_Work required_
Narrow the data below down to the lines containing "community".

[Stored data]
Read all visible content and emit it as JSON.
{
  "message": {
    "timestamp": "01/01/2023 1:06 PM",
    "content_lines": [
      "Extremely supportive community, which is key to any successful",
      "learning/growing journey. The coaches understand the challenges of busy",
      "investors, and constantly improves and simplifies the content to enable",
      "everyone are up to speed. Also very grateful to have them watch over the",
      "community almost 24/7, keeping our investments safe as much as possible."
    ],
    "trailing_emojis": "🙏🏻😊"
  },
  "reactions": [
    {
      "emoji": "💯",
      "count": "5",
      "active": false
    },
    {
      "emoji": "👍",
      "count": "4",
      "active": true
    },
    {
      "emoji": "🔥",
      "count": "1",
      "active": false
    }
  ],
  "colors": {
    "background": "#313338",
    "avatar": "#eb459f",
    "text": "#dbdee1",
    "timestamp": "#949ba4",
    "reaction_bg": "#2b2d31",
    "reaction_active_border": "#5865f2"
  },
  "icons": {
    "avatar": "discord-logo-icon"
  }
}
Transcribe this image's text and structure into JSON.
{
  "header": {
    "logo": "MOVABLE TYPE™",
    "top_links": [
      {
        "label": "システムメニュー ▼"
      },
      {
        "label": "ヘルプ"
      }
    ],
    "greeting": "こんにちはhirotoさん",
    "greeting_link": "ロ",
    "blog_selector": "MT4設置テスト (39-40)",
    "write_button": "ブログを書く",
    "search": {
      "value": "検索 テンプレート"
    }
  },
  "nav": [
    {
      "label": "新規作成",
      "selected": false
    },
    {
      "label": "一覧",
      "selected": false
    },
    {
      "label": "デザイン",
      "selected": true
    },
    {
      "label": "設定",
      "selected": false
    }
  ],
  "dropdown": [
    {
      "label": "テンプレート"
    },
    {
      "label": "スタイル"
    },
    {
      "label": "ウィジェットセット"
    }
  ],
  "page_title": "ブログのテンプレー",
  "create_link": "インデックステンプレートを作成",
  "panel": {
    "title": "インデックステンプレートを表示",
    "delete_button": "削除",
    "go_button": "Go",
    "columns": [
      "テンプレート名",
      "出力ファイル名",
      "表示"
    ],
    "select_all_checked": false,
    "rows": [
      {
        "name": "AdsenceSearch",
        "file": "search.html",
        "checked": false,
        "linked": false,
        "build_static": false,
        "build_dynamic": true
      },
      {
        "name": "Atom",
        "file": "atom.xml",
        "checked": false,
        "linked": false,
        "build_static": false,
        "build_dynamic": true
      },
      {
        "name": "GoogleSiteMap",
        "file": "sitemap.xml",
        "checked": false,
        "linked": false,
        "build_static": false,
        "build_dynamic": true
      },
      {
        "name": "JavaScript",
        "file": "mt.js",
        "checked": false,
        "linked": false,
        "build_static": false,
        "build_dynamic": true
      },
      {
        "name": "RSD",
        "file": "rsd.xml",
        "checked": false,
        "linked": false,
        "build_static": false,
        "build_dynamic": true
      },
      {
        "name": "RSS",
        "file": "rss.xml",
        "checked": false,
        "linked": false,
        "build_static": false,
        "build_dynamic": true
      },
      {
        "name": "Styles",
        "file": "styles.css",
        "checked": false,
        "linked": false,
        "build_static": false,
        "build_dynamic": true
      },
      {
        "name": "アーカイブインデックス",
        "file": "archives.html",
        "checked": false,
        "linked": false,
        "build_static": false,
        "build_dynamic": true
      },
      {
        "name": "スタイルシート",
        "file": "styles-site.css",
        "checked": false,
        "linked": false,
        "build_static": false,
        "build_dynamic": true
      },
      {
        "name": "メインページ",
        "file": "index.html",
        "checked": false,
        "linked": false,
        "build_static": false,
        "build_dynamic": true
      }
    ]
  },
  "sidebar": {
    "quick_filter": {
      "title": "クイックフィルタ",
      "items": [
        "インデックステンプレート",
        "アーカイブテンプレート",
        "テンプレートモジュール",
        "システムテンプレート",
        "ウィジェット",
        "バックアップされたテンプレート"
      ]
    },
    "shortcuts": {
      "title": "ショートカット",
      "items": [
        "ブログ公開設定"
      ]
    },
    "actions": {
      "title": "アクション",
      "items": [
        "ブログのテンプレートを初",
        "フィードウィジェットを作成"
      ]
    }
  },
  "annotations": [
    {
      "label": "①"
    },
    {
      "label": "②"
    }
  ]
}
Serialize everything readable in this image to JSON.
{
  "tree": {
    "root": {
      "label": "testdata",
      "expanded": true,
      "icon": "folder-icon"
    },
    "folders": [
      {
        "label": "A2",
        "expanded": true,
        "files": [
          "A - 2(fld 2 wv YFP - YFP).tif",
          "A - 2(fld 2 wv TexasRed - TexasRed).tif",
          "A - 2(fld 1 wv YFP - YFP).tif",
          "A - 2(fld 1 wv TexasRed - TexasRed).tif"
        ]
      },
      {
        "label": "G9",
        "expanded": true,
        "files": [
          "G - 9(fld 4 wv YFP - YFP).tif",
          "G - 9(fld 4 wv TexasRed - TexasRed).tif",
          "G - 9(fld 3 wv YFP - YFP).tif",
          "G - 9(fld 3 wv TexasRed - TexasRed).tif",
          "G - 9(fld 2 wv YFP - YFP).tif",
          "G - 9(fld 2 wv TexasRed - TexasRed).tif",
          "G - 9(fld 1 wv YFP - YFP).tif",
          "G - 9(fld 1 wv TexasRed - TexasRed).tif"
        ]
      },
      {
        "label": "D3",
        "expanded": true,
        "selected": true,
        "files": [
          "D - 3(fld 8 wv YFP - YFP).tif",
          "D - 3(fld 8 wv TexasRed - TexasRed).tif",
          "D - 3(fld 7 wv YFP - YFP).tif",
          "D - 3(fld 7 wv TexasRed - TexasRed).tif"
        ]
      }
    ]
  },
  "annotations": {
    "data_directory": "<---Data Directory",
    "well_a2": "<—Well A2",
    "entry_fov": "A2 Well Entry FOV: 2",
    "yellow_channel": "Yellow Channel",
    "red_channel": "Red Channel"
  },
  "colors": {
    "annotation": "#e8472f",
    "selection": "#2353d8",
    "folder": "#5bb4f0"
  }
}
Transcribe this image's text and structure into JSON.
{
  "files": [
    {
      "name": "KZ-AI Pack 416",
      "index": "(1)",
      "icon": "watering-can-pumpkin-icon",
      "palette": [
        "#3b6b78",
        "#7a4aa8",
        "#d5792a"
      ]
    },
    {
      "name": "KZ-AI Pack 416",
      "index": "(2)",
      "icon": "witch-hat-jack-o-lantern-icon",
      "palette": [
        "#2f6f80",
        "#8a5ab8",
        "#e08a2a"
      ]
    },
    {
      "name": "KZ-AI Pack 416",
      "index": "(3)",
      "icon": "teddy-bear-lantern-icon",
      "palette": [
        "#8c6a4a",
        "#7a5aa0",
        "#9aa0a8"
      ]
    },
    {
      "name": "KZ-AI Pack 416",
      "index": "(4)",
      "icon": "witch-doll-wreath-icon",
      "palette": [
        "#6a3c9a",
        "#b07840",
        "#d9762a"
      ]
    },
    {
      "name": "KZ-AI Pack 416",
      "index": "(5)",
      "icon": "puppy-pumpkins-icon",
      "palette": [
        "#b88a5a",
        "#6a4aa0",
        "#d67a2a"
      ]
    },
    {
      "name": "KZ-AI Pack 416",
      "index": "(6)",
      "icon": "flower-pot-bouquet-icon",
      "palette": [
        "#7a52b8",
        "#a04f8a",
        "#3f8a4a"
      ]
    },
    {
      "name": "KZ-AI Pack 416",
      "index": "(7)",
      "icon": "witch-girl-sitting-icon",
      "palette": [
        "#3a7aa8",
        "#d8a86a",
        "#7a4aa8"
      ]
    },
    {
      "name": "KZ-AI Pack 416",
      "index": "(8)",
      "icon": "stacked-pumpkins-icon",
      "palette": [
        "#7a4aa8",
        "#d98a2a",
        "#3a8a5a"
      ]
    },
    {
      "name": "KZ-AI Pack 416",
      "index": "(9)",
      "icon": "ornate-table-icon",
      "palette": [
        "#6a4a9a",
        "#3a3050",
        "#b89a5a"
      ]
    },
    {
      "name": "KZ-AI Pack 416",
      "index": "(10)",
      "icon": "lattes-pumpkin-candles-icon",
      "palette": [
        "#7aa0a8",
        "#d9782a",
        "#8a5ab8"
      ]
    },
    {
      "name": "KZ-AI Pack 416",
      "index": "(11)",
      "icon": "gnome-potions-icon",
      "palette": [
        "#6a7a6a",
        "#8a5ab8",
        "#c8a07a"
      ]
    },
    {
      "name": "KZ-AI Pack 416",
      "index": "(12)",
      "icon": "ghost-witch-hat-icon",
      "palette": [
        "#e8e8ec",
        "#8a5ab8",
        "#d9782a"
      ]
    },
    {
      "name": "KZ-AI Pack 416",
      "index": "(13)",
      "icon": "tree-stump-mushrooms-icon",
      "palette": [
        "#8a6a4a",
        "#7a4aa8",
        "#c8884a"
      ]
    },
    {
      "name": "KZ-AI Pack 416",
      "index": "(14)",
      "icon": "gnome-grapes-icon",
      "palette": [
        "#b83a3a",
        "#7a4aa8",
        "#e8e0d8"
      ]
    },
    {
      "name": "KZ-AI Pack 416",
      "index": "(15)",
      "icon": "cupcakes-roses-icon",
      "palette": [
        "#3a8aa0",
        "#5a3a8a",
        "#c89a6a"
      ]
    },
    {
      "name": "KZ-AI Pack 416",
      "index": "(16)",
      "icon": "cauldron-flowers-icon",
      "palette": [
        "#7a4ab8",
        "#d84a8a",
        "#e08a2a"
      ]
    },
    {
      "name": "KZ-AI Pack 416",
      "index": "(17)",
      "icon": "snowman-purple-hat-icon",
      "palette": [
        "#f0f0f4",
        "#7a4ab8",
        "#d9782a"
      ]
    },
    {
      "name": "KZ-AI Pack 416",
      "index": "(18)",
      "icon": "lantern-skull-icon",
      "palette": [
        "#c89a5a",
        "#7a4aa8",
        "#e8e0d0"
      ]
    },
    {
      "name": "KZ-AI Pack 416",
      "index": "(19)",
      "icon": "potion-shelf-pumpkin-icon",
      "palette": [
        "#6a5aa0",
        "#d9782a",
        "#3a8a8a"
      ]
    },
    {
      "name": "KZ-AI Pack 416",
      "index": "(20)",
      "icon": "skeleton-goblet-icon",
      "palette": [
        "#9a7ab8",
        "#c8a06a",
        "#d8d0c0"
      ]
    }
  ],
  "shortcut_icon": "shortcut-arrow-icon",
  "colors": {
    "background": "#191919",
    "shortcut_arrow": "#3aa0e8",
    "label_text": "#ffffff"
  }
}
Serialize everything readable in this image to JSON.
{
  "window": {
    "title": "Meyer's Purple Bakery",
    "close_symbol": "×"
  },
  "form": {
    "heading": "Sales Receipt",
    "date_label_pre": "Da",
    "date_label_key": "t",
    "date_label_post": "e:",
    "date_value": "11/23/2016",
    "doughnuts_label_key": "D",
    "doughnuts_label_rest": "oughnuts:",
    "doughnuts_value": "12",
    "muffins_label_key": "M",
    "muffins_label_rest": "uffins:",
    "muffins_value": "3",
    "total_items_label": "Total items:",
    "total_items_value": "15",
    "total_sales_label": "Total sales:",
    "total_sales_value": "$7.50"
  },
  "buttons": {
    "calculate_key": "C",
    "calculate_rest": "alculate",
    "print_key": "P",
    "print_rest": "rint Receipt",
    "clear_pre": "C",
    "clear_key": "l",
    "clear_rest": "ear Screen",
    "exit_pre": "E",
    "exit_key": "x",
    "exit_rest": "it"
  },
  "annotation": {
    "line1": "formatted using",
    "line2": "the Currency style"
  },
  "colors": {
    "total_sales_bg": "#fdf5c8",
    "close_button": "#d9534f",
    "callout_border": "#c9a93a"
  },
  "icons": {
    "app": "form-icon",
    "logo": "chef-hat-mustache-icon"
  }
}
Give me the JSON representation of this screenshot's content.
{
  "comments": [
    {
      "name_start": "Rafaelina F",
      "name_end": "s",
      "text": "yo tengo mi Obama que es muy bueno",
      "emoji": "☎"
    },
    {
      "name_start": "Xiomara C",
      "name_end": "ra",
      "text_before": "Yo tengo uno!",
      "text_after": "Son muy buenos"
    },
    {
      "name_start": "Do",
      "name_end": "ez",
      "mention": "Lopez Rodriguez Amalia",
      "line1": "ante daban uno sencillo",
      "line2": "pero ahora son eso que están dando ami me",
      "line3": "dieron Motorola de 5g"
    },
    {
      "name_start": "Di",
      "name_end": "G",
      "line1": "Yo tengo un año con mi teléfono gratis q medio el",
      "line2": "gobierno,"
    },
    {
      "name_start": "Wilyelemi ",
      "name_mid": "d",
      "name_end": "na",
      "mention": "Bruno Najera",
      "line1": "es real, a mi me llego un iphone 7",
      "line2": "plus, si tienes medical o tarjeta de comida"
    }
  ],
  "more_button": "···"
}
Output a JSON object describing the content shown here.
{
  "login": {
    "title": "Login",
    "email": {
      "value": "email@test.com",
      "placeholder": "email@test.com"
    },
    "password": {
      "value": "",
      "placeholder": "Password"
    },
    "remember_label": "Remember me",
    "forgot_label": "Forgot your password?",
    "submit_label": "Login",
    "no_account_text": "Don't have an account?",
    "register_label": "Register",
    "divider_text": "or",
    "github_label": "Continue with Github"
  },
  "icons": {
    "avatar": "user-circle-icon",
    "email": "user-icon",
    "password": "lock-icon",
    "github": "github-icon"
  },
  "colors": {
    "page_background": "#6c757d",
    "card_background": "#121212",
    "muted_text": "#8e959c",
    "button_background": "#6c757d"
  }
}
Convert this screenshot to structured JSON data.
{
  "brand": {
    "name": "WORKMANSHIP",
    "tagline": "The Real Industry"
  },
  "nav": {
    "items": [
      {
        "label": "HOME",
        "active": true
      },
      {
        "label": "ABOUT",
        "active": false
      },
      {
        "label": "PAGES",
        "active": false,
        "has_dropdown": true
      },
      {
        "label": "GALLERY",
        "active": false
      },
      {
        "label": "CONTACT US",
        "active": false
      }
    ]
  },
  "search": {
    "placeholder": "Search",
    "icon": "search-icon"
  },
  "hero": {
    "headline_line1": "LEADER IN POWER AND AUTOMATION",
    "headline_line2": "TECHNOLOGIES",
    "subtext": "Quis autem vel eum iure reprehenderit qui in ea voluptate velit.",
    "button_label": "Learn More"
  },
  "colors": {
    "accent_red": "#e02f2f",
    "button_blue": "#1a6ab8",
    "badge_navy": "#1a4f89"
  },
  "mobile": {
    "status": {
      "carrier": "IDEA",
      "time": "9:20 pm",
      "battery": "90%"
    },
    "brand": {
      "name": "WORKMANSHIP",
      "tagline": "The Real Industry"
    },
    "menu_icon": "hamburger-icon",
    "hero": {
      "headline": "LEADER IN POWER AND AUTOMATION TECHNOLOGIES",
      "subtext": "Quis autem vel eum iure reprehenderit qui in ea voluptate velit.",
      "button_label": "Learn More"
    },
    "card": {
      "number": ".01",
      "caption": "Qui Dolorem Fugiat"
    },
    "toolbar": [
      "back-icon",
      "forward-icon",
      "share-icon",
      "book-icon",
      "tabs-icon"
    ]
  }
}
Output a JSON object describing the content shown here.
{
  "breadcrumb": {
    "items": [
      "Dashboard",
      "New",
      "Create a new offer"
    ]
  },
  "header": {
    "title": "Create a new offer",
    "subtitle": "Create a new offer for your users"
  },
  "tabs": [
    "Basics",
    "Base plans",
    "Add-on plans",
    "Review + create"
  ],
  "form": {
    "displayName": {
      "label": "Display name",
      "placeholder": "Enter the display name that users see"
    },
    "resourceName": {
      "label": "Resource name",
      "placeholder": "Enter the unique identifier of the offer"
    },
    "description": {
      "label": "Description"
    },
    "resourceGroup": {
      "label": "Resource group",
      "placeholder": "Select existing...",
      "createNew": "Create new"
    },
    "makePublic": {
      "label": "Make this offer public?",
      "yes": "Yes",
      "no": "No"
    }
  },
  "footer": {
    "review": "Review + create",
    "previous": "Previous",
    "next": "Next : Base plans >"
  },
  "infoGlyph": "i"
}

_Answer in full_
      "Extremely supportive community, which is key to any successful",
      "community almost 24/7, keeping our investments safe as much as possible."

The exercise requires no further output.